Data items:
================

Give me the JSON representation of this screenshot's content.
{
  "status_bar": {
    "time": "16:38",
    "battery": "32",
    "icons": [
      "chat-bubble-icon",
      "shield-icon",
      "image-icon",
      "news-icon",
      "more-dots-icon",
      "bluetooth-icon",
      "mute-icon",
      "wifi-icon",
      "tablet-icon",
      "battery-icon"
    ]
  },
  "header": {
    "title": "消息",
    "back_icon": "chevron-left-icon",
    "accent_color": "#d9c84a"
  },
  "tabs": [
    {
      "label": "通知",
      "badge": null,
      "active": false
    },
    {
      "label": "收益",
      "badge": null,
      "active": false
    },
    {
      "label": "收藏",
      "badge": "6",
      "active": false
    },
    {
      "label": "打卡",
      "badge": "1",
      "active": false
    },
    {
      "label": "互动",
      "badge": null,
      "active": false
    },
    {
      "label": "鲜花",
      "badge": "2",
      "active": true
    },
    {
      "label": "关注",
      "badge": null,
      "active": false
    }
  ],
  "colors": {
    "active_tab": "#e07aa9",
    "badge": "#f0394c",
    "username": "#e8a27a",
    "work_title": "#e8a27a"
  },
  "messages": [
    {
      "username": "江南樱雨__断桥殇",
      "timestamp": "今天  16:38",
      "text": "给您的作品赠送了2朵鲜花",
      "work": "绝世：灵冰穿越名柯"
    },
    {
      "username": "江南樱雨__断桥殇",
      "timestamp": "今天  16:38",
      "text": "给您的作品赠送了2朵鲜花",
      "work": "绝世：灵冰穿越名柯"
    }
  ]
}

================

TASK STATEMENT:
Go through the listing above and restate it word for word.

FINISHED EXERCISE:
Give me the JSON representation of this screenshot's content.
{
  "status_bar": {
    "time": "16:38",
    "battery": "32",
    "icons": [
      "chat-bubble-icon",
      "shield-icon",
      "image-icon",
      "news-icon",
      "more-dots-icon",
      "bluetooth-icon",
      "mute-icon",
      "wifi-icon",
      "tablet-icon",
      "battery-icon"
    ]
  },
  "header": {
    "title": "消息",
    "back_icon": "chevron-left-icon",
    "accent_color": "#d9c84a"
  },
  "tabs": [
    {
      "label": "通知",
      "badge": null,
      "active": false
    },
    {
      "label": "收益",
      "badge": null,
      "active": false
    },
    {
      "label": "收藏",
      "badge": "6",
      "active": false
    },
    {
      "label": "打卡",
      "badge": "1",
      "active": false
    },
    {
      "label": "互动",
      "badge": null,
      "active": false
    },
    {
      "label": "鲜花",
      "badge": "2",
      "active": true
    },
    {
      "label": "关注",
      "badge": null,
      "active": false
    }
  ],
  "colors": {
    "active_tab": "#e07aa9",
    "badge": "#f0394c",
    "username": "#e8a27a",
    "work_title": "#e8a27a"
  },
  "messages": [
    {
      "username": "江南樱雨__断桥殇",
      "timestamp": "今天  16:38",
      "text": "给您的作品赠送了2朵鲜花",
      "work": "绝世：灵冰穿越名柯"
    },
    {
      "username": "江南樱雨__断桥殇",
      "timestamp": "今天  16:38",
      "text": "给您的作品赠送了2朵鲜花",
      "work": "绝世：灵冰穿越名柯"
    }
  ]
}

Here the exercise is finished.